[START]

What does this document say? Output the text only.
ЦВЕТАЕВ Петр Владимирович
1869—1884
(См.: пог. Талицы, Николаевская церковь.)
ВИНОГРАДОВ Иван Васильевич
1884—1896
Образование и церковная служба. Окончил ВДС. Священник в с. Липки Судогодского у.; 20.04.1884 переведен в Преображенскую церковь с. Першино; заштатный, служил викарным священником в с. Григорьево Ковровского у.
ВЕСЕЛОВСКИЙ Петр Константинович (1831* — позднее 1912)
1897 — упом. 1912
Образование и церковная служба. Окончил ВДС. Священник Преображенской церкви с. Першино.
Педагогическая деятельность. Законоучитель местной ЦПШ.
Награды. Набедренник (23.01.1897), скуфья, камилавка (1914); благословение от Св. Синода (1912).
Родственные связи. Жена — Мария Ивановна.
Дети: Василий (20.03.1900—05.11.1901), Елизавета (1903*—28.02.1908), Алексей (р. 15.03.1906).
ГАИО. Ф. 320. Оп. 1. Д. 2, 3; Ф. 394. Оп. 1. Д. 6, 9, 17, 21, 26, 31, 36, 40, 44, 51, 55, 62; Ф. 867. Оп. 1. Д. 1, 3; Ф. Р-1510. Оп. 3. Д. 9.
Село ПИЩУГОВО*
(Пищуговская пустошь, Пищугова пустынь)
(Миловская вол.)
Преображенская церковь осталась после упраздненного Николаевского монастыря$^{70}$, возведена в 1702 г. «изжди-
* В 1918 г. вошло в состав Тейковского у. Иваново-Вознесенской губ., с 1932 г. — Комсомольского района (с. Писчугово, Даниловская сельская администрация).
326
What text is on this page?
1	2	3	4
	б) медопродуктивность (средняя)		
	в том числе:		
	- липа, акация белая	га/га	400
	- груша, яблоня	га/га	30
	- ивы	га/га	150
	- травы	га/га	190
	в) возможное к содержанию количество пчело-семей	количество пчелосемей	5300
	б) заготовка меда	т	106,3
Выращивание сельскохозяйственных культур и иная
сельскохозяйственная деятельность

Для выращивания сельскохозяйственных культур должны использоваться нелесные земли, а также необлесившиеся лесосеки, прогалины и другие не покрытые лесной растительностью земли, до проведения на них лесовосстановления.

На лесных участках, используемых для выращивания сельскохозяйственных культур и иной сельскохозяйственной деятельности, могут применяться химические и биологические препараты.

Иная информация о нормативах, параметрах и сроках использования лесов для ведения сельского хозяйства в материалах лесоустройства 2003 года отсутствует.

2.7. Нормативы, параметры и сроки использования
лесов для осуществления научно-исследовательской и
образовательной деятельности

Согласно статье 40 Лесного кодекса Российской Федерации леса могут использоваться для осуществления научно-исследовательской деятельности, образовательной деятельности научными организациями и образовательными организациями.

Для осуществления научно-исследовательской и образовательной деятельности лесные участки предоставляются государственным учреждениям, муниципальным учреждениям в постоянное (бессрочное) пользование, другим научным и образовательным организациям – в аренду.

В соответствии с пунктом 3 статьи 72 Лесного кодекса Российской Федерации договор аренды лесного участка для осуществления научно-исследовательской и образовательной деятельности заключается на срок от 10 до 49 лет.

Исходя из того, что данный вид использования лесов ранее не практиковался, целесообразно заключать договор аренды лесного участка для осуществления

[END]

DIRECTIONS
What is the number of lines holding the word "церковная"? State it alone.

TASK RESPONSE
2